> _TASK BRIEF_: Print every record below exactly as written.

> _DATA FOR THE TASK_:

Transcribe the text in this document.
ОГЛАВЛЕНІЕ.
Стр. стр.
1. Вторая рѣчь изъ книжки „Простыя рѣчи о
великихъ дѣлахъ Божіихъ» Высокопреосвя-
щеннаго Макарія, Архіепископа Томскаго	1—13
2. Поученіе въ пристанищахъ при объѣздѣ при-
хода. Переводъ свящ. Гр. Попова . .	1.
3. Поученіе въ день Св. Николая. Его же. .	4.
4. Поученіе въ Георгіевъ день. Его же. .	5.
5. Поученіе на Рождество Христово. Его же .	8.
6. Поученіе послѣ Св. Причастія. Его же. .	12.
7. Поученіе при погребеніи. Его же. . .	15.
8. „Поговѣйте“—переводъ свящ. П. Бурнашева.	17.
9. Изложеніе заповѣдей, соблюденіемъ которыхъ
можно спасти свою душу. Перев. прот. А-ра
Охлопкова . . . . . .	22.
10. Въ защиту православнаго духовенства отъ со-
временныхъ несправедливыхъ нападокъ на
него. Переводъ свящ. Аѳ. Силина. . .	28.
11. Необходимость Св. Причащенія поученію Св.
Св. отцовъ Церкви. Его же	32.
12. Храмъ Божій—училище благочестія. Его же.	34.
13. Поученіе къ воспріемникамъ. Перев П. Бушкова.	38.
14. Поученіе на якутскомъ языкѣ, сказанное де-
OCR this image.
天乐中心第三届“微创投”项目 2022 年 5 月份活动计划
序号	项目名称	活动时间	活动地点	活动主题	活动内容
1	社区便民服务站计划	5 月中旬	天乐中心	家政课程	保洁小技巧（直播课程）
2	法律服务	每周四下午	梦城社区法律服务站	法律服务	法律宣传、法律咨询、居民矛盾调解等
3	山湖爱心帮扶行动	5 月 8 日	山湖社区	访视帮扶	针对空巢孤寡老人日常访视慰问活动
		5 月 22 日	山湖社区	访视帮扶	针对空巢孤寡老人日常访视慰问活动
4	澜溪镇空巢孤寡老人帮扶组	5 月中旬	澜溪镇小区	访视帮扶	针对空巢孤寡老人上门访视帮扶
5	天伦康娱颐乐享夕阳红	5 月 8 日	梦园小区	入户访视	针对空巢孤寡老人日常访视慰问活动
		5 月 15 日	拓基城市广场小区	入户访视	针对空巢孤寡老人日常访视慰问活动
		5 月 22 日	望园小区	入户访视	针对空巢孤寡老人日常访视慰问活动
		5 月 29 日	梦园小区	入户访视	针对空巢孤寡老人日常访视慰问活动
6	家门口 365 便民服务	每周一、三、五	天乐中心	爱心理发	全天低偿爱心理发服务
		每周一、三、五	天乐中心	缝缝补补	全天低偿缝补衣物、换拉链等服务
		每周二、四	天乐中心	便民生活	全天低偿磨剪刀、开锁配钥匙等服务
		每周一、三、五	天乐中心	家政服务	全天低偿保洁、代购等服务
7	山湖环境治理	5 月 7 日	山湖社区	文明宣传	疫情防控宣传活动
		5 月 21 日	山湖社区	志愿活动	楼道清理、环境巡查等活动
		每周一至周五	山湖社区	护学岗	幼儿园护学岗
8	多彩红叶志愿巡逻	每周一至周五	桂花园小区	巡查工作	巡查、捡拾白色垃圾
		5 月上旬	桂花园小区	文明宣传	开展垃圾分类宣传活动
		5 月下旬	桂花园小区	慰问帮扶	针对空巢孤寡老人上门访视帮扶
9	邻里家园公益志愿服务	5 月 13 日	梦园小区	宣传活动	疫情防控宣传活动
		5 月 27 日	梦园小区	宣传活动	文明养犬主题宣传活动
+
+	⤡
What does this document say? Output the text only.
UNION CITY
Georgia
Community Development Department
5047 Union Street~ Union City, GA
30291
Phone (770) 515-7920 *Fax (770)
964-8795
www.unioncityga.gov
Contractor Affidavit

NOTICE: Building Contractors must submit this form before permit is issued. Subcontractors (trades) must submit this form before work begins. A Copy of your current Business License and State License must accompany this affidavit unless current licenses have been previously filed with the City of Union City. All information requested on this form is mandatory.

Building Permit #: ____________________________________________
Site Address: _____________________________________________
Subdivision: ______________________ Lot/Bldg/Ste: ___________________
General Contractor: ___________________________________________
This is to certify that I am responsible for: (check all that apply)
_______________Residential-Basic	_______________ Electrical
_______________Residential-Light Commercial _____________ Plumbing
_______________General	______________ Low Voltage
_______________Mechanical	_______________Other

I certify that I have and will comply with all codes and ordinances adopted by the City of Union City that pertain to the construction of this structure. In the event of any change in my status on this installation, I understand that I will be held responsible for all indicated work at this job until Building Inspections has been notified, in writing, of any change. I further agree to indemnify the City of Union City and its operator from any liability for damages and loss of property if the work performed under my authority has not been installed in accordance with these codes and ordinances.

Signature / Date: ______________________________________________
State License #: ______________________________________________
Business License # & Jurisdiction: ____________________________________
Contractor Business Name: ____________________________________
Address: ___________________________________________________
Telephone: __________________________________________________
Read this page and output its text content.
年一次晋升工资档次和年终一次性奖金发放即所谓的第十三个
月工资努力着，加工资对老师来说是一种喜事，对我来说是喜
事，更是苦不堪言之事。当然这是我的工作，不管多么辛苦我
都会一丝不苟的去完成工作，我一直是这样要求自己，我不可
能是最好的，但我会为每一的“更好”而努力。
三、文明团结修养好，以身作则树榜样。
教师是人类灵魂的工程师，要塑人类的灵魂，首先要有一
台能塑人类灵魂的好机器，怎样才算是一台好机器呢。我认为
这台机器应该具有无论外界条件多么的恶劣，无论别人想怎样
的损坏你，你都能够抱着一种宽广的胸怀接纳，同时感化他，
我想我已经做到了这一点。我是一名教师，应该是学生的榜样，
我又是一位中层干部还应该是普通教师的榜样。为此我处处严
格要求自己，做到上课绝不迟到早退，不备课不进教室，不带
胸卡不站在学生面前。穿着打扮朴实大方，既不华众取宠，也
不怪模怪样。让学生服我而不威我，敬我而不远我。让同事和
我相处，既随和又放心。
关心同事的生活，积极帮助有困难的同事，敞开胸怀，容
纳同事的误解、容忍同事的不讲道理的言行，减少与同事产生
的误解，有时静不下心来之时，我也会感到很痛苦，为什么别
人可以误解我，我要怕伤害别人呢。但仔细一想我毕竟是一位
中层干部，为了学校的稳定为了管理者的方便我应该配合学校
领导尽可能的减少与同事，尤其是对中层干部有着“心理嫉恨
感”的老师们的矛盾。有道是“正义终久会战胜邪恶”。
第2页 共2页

> _EXERCISE RESULT_:
Transcribe the text in this document.
ОГЛАВЛЕНІЕ.
Стр. стр.
1. Вторая рѣчь изъ книжки „Простыя рѣчи о
великихъ дѣлахъ Божіихъ» Высокопреосвя-
щеннаго Макарія, Архіепископа Томскаго	1—13
2. Поученіе въ пристанищахъ при объѣздѣ при-
хода. Переводъ свящ. Гр. Попова . .	1.
3. Поученіе въ день Св. Николая. Его же. .	4.
4. Поученіе въ Георгіевъ день. Его же. .	5.
5. Поученіе на Рождество Христово. Его же .	8.
6. Поученіе послѣ Св. Причастія. Его же. .	12.
7. Поученіе при погребеніи. Его же. . .	15.
8. „Поговѣйте“—переводъ свящ. П. Бурнашева.	17.
9. Изложеніе заповѣдей, соблюденіемъ которыхъ
можно спасти свою душу. Перев. прот. А-ра
Охлопкова . . . . . .	22.
10. Въ защиту православнаго духовенства отъ со-
временныхъ несправедливыхъ нападокъ на
него. Переводъ свящ. Аѳ. Силина. . .	28.
11. Необходимость Св. Причащенія поученію Св.
Св. отцовъ Церкви. Его же	32.
12. Храмъ Божій—училище благочестія. Его же.	34.
13. Поученіе къ воспріемникамъ. Перев П. Бушкова.	38.
14. Поученіе на якутскомъ языкѣ, сказанное де-
OCR this image.
天乐中心第三届“微创投”项目 2022 年 5 月份活动计划
序号	项目名称	活动时间	活动地点	活动主题	活动内容
1	社区便民服务站计划	5 月中旬	天乐中心	家政课程	保洁小技巧（直播课程）
2	法律服务	每周四下午	梦城社区法律服务站	法律服务	法律宣传、法律咨询、居民矛盾调解等
3	山湖爱心帮扶行动	5 月 8 日	山湖社区	访视帮扶	针对空巢孤寡老人日常访视慰问活动
		5 月 22 日	山湖社区	访视帮扶	针对空巢孤寡老人日常访视慰问活动
4	澜溪镇空巢孤寡老人帮扶组	5 月中旬	澜溪镇小区	访视帮扶	针对空巢孤寡老人上门访视帮扶
5	天伦康娱颐乐享夕阳红	5 月 8 日	梦园小区	入户访视	针对空巢孤寡老人日常访视慰问活动
		5 月 15 日	拓基城市广场小区	入户访视	针对空巢孤寡老人日常访视慰问活动
		5 月 22 日	望园小区	入户访视	针对空巢孤寡老人日常访视慰问活动
		5 月 29 日	梦园小区	入户访视	针对空巢孤寡老人日常访视慰问活动
6	家门口 365 便民服务	每周一、三、五	天乐中心	爱心理发	全天低偿爱心理发服务
		每周一、三、五	天乐中心	缝缝补补	全天低偿缝补衣物、换拉链等服务
		每周二、四	天乐中心	便民生活	全天低偿磨剪刀、开锁配钥匙等服务
		每周一、三、五	天乐中心	家政服务	全天低偿保洁、代购等服务
7	山湖环境治理	5 月 7 日	山湖社区	文明宣传	疫情防控宣传活动
		5 月 21 日	山湖社区	志愿活动	楼道清理、环境巡查等活动
		每周一至周五	山湖社区	护学岗	幼儿园护学岗
8	多彩红叶志愿巡逻	每周一至周五	桂花园小区	巡查工作	巡查、捡拾白色垃圾
		5 月上旬	桂花园小区	文明宣传	开展垃圾分类宣传活动
		5 月下旬	桂花园小区	慰问帮扶	针对空巢孤寡老人上门访视帮扶
9	邻里家园公益志愿服务	5 月 13 日	梦园小区	宣传活动	疫情防控宣传活动
		5 月 27 日	梦园小区	宣传活动	文明养犬主题宣传活动
+
+	⤡
What does this document say? Output the text only.
UNION CITY
Georgia
Community Development Department
5047 Union Street~ Union City, GA
30291
Phone (770) 515-7920 *Fax (770)
964-8795
www.unioncityga.gov
Contractor Affidavit

NOTICE: Building Contractors must submit this form before permit is issued. Subcontractors (trades) must submit this form before work begins. A Copy of your current Business License and State License must accompany this affidavit unless current licenses have been previously filed with the City of Union City. All information requested on this form is mandatory.

Building Permit #: ____________________________________________
Site Address: _____________________________________________
Subdivision: ______________________ Lot/Bldg/Ste: ___________________
General Contractor: ___________________________________________
This is to certify that I am responsible for: (check all that apply)
_______________Residential-Basic	_______________ Electrical
_______________Residential-Light Commercial _____________ Plumbing
_______________General	______________ Low Voltage
_______________Mechanical	_______________Other

I certify that I have and will comply with all codes and ordinances adopted by the City of Union City that pertain to the construction of this structure. In the event of any change in my status on this installation, I understand that I will be held responsible for all indicated work at this job until Building Inspections has been notified, in writing, of any change. I further agree to indemnify the City of Union City and its operator from any liability for damages and loss of property if the work performed under my authority has not been installed in accordance with these codes and ordinances.

Signature / Date: ______________________________________________
State License #: ______________________________________________
Business License # & Jurisdiction: ____________________________________
Contractor Business Name: ____________________________________
Address: ___________________________________________________
Telephone: __________________________________________________
Read this page and output its text content.
年一次晋升工资档次和年终一次性奖金发放即所谓的第十三个
月工资努力着，加工资对老师来说是一种喜事，对我来说是喜
事，更是苦不堪言之事。当然这是我的工作，不管多么辛苦我
都会一丝不苟的去完成工作，我一直是这样要求自己，我不可
能是最好的，但我会为每一的“更好”而努力。
三、文明团结修养好，以身作则树榜样。
教师是人类灵魂的工程师，要塑人类的灵魂，首先要有一
台能塑人类灵魂的好机器，怎样才算是一台好机器呢。我认为
这台机器应该具有无论外界条件多么的恶劣，无论别人想怎样
的损坏你，你都能够抱着一种宽广的胸怀接纳，同时感化他，
我想我已经做到了这一点。我是一名教师，应该是学生的榜样，
我又是一位中层干部还应该是普通教师的榜样。为此我处处严
格要求自己，做到上课绝不迟到早退，不备课不进教室，不带
胸卡不站在学生面前。穿着打扮朴实大方，既不华众取宠，也
不怪模怪样。让学生服我而不威我，敬我而不远我。让同事和
我相处，既随和又放心。
关心同事的生活，积极帮助有困难的同事，敞开胸怀，容
纳同事的误解、容忍同事的不讲道理的言行，减少与同事产生
的误解，有时静不下心来之时，我也会感到很痛苦，为什么别
人可以误解我，我要怕伤害别人呢。但仔细一想我毕竟是一位
中层干部，为了学校的稳定为了管理者的方便我应该配合学校
领导尽可能的减少与同事，尤其是对中层干部有着“心理嫉恨
感”的老师们的矛盾。有道是“正义终久会战胜邪恶”。
第2页 共2页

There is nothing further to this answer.